Record set:

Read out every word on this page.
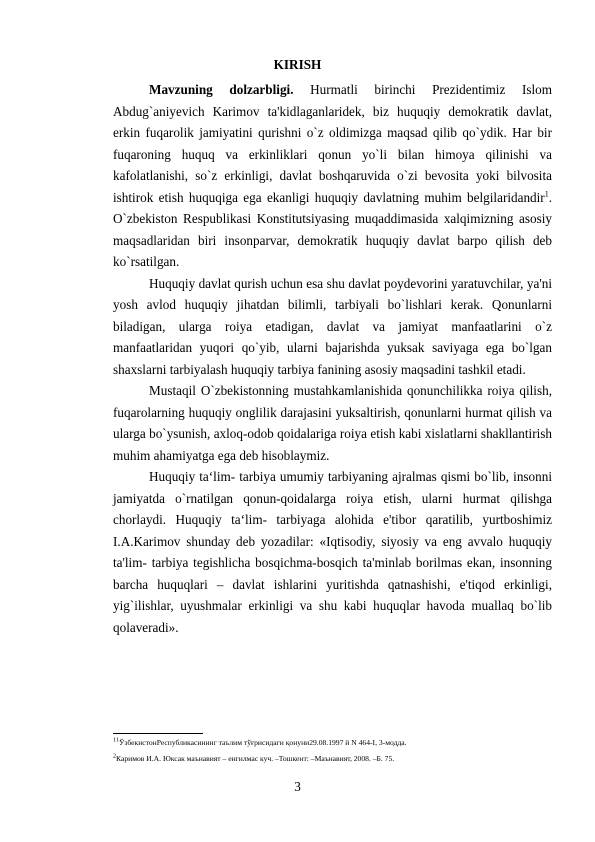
KIRISH

Mavzuning dolzarbligi. Hurmatli birinchi Prezidentimiz Islom Abdug`aniyevich Karimov ta'kidlaganlaridek, biz huquqiy demokratik davlat, erkin fuqarolik jamiyatini qurishni o`z oldimizga maqsad qilib qo`ydik. Har bir fuqaroning huquq va erkinliklari qonun yo`li bilan himoya qilinishi va kafolatlanishi, so`z erkinligi, davlat boshqaruvida o`zi bevosita yoki bilvosita ishtirok etish huquqiga ega ekanligi huquqiy davlatning muhim belgilaridandir$^1$. O`zbekiston Respublikasi Konstitutsiyasing muqaddimasida xalqimizning asosiy maqsadlaridan biri insonparvar, demokratik huquqiy davlat barpo qilish deb ko`rsatilgan.

Huquqiy davlat qurish uchun esa shu davlat poydevorini yaratuvchilar, ya'ni yosh avlod huquqiy jihatdan bilimli, tarbiyali bo`lishlari kerak. Qonunlarni biladigan, ularga roiya etadigan, davlat va jamiyat manfaatlarini o`z manfaatlaridan yuqori qo`yib, ularni bajarishda yuksak saviyaga ega bo`lgan shaxslarni tarbiyalash huquqiy tarbiya fanining asosiy maqsadini tashkil etadi.

Mustaqil O`zbekistonning mustahkamlanishida qonunchilikka roiya qilish, fuqarolarning huquqiy onglilik darajasini yuksaltirish, qonunlarni hurmat qilish va ularga bo`ysunish, axloq-odob qoidalariga roiya etish kabi xislatlarni shakllantirish muhim ahamiyatga ega deb hisoblaymiz.

Huquqiy ta‘lim- tarbiya umumiy tarbiyaning ajralmas qismi bo`lib, insonni jamiyatda o`rnatilgan qonun-qoidalarga roiya etish, ularni hurmat qilishga chorlaydi. Huquqiy ta‘lim- tarbiyaga alohida e'tibor qaratilib, yurtboshimiz I.A.Karimov shunday deb yozadilar: «Iqtisodiy, siyosiy va eng avvalo huquqiy ta'lim- tarbiya tegishlicha bosqichma-bosqich ta'minlab borilmas ekan, insonning barcha huquqlari – davlat ishlarini yuritishda qatnashishi, e'tiqod erkinligi, yig`ilishlar, uyushmalar erkinligi va shu kabi huquqlar havoda muallaq bo`lib qolaveradi».

$^{11}$ЎзбекистонРеспубликасининг таълим тўғрисидаги қонуни29.08.1997 й N 464-I, 3-модда.
$^2$Каримов И.А. Юксак маънавият – енгилмас куч. –Тошкент: –Маънавият, 2008. –Б. 75.
3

Stated problem:
Your copy of the data should match it exactly, except that pictures are left out.

Problem solution:
Read out every word on this page.
KIRISH

Mavzuning dolzarbligi. Hurmatli birinchi Prezidentimiz Islom Abdug`aniyevich Karimov ta'kidlaganlaridek, biz huquqiy demokratik davlat, erkin fuqarolik jamiyatini qurishni o`z oldimizga maqsad qilib qo`ydik. Har bir fuqaroning huquq va erkinliklari qonun yo`li bilan himoya qilinishi va kafolatlanishi, so`z erkinligi, davlat boshqaruvida o`zi bevosita yoki bilvosita ishtirok etish huquqiga ega ekanligi huquqiy davlatning muhim belgilaridandir$^1$. O`zbekiston Respublikasi Konstitutsiyasing muqaddimasida xalqimizning asosiy maqsadlaridan biri insonparvar, demokratik huquqiy davlat barpo qilish deb ko`rsatilgan.

Huquqiy davlat qurish uchun esa shu davlat poydevorini yaratuvchilar, ya'ni yosh avlod huquqiy jihatdan bilimli, tarbiyali bo`lishlari kerak. Qonunlarni biladigan, ularga roiya etadigan, davlat va jamiyat manfaatlarini o`z manfaatlaridan yuqori qo`yib, ularni bajarishda yuksak saviyaga ega bo`lgan shaxslarni tarbiyalash huquqiy tarbiya fanining asosiy maqsadini tashkil etadi.

Mustaqil O`zbekistonning mustahkamlanishida qonunchilikka roiya qilish, fuqarolarning huquqiy onglilik darajasini yuksaltirish, qonunlarni hurmat qilish va ularga bo`ysunish, axloq-odob qoidalariga roiya etish kabi xislatlarni shakllantirish muhim ahamiyatga ega deb hisoblaymiz.

Huquqiy ta‘lim- tarbiya umumiy tarbiyaning ajralmas qismi bo`lib, insonni jamiyatda o`rnatilgan qonun-qoidalarga roiya etish, ularni hurmat qilishga chorlaydi. Huquqiy ta‘lim- tarbiyaga alohida e'tibor qaratilib, yurtboshimiz I.A.Karimov shunday deb yozadilar: «Iqtisodiy, siyosiy va eng avvalo huquqiy ta'lim- tarbiya tegishlicha bosqichma-bosqich ta'minlab borilmas ekan, insonning barcha huquqlari – davlat ishlarini yuritishda qatnashishi, e'tiqod erkinligi, yig`ilishlar, uyushmalar erkinligi va shu kabi huquqlar havoda muallaq bo`lib qolaveradi».

$^{11}$ЎзбекистонРеспубликасининг таълим тўғрисидаги қонуни29.08.1997 й N 464-I, 3-модда.
$^2$Каримов И.А. Юксак маънавият – енгилмас куч. –Тошкент: –Маънавият, 2008. –Б. 75.
3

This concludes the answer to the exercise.